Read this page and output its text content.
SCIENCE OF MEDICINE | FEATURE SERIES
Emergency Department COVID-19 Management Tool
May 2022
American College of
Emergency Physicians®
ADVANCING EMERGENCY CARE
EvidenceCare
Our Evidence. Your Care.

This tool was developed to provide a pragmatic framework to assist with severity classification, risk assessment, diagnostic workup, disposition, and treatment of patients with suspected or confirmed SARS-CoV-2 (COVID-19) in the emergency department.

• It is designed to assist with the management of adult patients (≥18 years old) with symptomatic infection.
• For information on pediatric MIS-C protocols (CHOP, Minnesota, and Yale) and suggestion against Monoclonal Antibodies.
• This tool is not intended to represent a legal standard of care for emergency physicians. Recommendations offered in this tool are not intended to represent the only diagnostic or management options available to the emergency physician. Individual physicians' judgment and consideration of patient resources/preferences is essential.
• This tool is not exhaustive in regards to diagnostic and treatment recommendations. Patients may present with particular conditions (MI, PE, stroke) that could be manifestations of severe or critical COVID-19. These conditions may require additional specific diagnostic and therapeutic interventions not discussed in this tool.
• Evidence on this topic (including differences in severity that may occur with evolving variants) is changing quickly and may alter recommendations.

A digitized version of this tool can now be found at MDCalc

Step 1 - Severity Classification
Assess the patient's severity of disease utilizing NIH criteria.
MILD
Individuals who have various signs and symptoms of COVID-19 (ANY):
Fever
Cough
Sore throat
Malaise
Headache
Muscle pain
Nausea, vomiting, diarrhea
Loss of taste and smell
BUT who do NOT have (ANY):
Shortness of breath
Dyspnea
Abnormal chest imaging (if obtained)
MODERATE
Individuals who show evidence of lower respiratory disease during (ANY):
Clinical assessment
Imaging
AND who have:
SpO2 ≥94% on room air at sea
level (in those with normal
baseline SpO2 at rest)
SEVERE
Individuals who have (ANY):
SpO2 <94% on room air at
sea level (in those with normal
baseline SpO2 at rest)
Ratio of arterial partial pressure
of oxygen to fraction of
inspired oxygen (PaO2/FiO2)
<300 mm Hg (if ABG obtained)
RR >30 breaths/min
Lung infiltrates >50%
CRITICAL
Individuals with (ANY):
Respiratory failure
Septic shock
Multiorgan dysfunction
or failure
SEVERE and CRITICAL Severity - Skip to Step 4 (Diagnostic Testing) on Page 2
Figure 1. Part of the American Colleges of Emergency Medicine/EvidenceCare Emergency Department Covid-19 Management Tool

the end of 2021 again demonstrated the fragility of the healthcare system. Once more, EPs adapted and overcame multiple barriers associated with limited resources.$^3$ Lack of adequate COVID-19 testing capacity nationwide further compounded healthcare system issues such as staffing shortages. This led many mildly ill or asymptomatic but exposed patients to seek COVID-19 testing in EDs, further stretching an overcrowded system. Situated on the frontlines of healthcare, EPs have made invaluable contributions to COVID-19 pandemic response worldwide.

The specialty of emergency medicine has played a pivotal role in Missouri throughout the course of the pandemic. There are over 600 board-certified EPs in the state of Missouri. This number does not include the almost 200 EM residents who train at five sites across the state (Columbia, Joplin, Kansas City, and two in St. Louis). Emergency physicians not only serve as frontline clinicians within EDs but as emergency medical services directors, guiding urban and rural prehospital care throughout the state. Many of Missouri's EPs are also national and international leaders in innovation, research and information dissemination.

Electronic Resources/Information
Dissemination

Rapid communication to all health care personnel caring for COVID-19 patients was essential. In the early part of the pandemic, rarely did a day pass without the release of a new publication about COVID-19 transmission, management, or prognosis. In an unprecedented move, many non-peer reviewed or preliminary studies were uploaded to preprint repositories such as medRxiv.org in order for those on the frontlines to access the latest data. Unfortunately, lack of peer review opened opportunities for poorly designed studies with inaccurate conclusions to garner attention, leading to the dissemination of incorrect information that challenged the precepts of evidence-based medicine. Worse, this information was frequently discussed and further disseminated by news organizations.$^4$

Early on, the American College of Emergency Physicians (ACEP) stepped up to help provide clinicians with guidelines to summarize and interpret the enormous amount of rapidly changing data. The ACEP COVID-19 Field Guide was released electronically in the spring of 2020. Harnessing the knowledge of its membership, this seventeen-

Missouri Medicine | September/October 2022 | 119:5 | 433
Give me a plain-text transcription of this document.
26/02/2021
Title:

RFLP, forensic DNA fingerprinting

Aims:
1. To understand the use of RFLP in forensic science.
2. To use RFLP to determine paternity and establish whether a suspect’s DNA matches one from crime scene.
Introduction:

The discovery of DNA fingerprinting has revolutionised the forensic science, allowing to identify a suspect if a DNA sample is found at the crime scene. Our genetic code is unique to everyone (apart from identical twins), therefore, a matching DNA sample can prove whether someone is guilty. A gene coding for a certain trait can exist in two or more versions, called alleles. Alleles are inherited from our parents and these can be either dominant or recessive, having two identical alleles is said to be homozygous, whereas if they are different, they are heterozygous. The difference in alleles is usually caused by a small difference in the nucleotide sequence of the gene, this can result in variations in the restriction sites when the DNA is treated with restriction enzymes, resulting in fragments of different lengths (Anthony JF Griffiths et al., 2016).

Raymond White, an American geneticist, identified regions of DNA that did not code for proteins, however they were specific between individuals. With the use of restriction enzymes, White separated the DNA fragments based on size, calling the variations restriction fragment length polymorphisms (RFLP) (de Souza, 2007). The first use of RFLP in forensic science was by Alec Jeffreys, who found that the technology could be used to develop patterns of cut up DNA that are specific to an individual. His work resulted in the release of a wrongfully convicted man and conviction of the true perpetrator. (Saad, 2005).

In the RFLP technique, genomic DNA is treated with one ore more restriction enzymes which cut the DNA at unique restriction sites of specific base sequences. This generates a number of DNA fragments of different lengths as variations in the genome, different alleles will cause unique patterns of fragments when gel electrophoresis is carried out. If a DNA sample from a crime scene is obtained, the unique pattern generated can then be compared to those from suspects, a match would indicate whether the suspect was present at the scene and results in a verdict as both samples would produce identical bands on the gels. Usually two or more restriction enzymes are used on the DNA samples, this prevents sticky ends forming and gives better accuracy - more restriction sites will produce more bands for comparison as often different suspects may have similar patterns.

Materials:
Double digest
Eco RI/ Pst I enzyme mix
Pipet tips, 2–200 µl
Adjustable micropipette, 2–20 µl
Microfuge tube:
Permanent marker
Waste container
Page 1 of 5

*****

(Work item) Print the listing above in full, exactly as it is.

(Exercise answer)
Read this page and output its text content.
SCIENCE OF MEDICINE | FEATURE SERIES
Emergency Department COVID-19 Management Tool
May 2022
American College of
Emergency Physicians®
ADVANCING EMERGENCY CARE
EvidenceCare
Our Evidence. Your Care.

This tool was developed to provide a pragmatic framework to assist with severity classification, risk assessment, diagnostic workup, disposition, and treatment of patients with suspected or confirmed SARS-CoV-2 (COVID-19) in the emergency department.

• It is designed to assist with the management of adult patients (≥18 years old) with symptomatic infection.
• For information on pediatric MIS-C protocols (CHOP, Minnesota, and Yale) and suggestion against Monoclonal Antibodies.
• This tool is not intended to represent a legal standard of care for emergency physicians. Recommendations offered in this tool are not intended to represent the only diagnostic or management options available to the emergency physician. Individual physicians' judgment and consideration of patient resources/preferences is essential.
• This tool is not exhaustive in regards to diagnostic and treatment recommendations. Patients may present with particular conditions (MI, PE, stroke) that could be manifestations of severe or critical COVID-19. These conditions may require additional specific diagnostic and therapeutic interventions not discussed in this tool.
• Evidence on this topic (including differences in severity that may occur with evolving variants) is changing quickly and may alter recommendations.

A digitized version of this tool can now be found at MDCalc

Step 1 - Severity Classification
Assess the patient's severity of disease utilizing NIH criteria.
MILD
Individuals who have various signs and symptoms of COVID-19 (ANY):
Fever
Cough
Sore throat
Malaise
Headache
Muscle pain
Nausea, vomiting, diarrhea
Loss of taste and smell
BUT who do NOT have (ANY):
Shortness of breath
Dyspnea
Abnormal chest imaging (if obtained)
MODERATE
Individuals who show evidence of lower respiratory disease during (ANY):
Clinical assessment
Imaging
AND who have:
SpO2 ≥94% on room air at sea
level (in those with normal
baseline SpO2 at rest)
SEVERE
Individuals who have (ANY):
SpO2 <94% on room air at
sea level (in those with normal
baseline SpO2 at rest)
Ratio of arterial partial pressure
of oxygen to fraction of
inspired oxygen (PaO2/FiO2)
<300 mm Hg (if ABG obtained)
RR >30 breaths/min
Lung infiltrates >50%
CRITICAL
Individuals with (ANY):
Respiratory failure
Septic shock
Multiorgan dysfunction
or failure
SEVERE and CRITICAL Severity - Skip to Step 4 (Diagnostic Testing) on Page 2
Figure 1. Part of the American Colleges of Emergency Medicine/EvidenceCare Emergency Department Covid-19 Management Tool

the end of 2021 again demonstrated the fragility of the healthcare system. Once more, EPs adapted and overcame multiple barriers associated with limited resources.$^3$ Lack of adequate COVID-19 testing capacity nationwide further compounded healthcare system issues such as staffing shortages. This led many mildly ill or asymptomatic but exposed patients to seek COVID-19 testing in EDs, further stretching an overcrowded system. Situated on the frontlines of healthcare, EPs have made invaluable contributions to COVID-19 pandemic response worldwide.

The specialty of emergency medicine has played a pivotal role in Missouri throughout the course of the pandemic. There are over 600 board-certified EPs in the state of Missouri. This number does not include the almost 200 EM residents who train at five sites across the state (Columbia, Joplin, Kansas City, and two in St. Louis). Emergency physicians not only serve as frontline clinicians within EDs but as emergency medical services directors, guiding urban and rural prehospital care throughout the state. Many of Missouri's EPs are also national and international leaders in innovation, research and information dissemination.

Electronic Resources/Information
Dissemination

Rapid communication to all health care personnel caring for COVID-19 patients was essential. In the early part of the pandemic, rarely did a day pass without the release of a new publication about COVID-19 transmission, management, or prognosis. In an unprecedented move, many non-peer reviewed or preliminary studies were uploaded to preprint repositories such as medRxiv.org in order for those on the frontlines to access the latest data. Unfortunately, lack of peer review opened opportunities for poorly designed studies with inaccurate conclusions to garner attention, leading to the dissemination of incorrect information that challenged the precepts of evidence-based medicine. Worse, this information was frequently discussed and further disseminated by news organizations.$^4$

Early on, the American College of Emergency Physicians (ACEP) stepped up to help provide clinicians with guidelines to summarize and interpret the enormous amount of rapidly changing data. The ACEP COVID-19 Field Guide was released electronically in the spring of 2020. Harnessing the knowledge of its membership, this seventeen-

Missouri Medicine | September/October 2022 | 119:5 | 433
Give me a plain-text transcription of this document.
26/02/2021
Title:

RFLP, forensic DNA fingerprinting

Aims:
1. To understand the use of RFLP in forensic science.
2. To use RFLP to determine paternity and establish whether a suspect’s DNA matches one from crime scene.
Introduction:

The discovery of DNA fingerprinting has revolutionised the forensic science, allowing to identify a suspect if a DNA sample is found at the crime scene. Our genetic code is unique to everyone (apart from identical twins), therefore, a matching DNA sample can prove whether someone is guilty. A gene coding for a certain trait can exist in two or more versions, called alleles. Alleles are inherited from our parents and these can be either dominant or recessive, having two identical alleles is said to be homozygous, whereas if they are different, they are heterozygous. The difference in alleles is usually caused by a small difference in the nucleotide sequence of the gene, this can result in variations in the restriction sites when the DNA is treated with restriction enzymes, resulting in fragments of different lengths (Anthony JF Griffiths et al., 2016).

Raymond White, an American geneticist, identified regions of DNA that did not code for proteins, however they were specific between individuals. With the use of restriction enzymes, White separated the DNA fragments based on size, calling the variations restriction fragment length polymorphisms (RFLP) (de Souza, 2007). The first use of RFLP in forensic science was by Alec Jeffreys, who found that the technology could be used to develop patterns of cut up DNA that are specific to an individual. His work resulted in the release of a wrongfully convicted man and conviction of the true perpetrator. (Saad, 2005).

In the RFLP technique, genomic DNA is treated with one ore more restriction enzymes which cut the DNA at unique restriction sites of specific base sequences. This generates a number of DNA fragments of different lengths as variations in the genome, different alleles will cause unique patterns of fragments when gel electrophoresis is carried out. If a DNA sample from a crime scene is obtained, the unique pattern generated can then be compared to those from suspects, a match would indicate whether the suspect was present at the scene and results in a verdict as both samples would produce identical bands on the gels. Usually two or more restriction enzymes are used on the DNA samples, this prevents sticky ends forming and gives better accuracy - more restriction sites will produce more bands for comparison as often different suspects may have similar patterns.

Materials:
Double digest
Eco RI/ Pst I enzyme mix
Pipet tips, 2–200 µl
Adjustable micropipette, 2–20 µl
Microfuge tube:
Permanent marker
Waste container
Page 1 of 5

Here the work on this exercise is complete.